- What to do
Output all of the records exactly as written.

Data items
┌────────

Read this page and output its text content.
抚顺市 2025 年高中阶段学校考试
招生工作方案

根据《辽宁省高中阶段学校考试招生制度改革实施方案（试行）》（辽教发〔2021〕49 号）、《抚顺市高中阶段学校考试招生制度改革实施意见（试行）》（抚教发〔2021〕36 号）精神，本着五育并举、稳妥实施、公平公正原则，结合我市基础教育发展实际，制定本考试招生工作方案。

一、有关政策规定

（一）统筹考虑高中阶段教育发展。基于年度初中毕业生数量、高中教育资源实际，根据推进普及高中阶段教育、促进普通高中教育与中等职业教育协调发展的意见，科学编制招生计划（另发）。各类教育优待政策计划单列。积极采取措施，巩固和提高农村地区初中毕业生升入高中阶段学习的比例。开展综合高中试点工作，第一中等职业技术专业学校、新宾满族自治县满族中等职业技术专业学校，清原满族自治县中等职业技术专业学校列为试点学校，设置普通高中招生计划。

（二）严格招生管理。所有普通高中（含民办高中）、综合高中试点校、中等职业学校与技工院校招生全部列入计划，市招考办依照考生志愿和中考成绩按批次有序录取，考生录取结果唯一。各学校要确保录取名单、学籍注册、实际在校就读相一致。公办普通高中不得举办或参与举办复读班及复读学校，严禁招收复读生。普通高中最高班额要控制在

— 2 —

└────────

- Solution to this problem
Read this page and output its text content.
抚顺市 2025 年高中阶段学校考试
招生工作方案

根据《辽宁省高中阶段学校考试招生制度改革实施方案（试行）》（辽教发〔2021〕49 号）、《抚顺市高中阶段学校考试招生制度改革实施意见（试行）》（抚教发〔2021〕36 号）精神，本着五育并举、稳妥实施、公平公正原则，结合我市基础教育发展实际，制定本考试招生工作方案。

一、有关政策规定

（一）统筹考虑高中阶段教育发展。基于年度初中毕业生数量、高中教育资源实际，根据推进普及高中阶段教育、促进普通高中教育与中等职业教育协调发展的意见，科学编制招生计划（另发）。各类教育优待政策计划单列。积极采取措施，巩固和提高农村地区初中毕业生升入高中阶段学习的比例。开展综合高中试点工作，第一中等职业技术专业学校、新宾满族自治县满族中等职业技术专业学校，清原满族自治县中等职业技术专业学校列为试点学校，设置普通高中招生计划。

（二）严格招生管理。所有普通高中（含民办高中）、综合高中试点校、中等职业学校与技工院校招生全部列入计划，市招考办依照考生志愿和中考成绩按批次有序录取，考生录取结果唯一。各学校要确保录取名单、学籍注册、实际在校就读相一致。公办普通高中不得举办或参与举办复读班及复读学校，严禁招收复读生。普通高中最高班额要控制在

— 2 —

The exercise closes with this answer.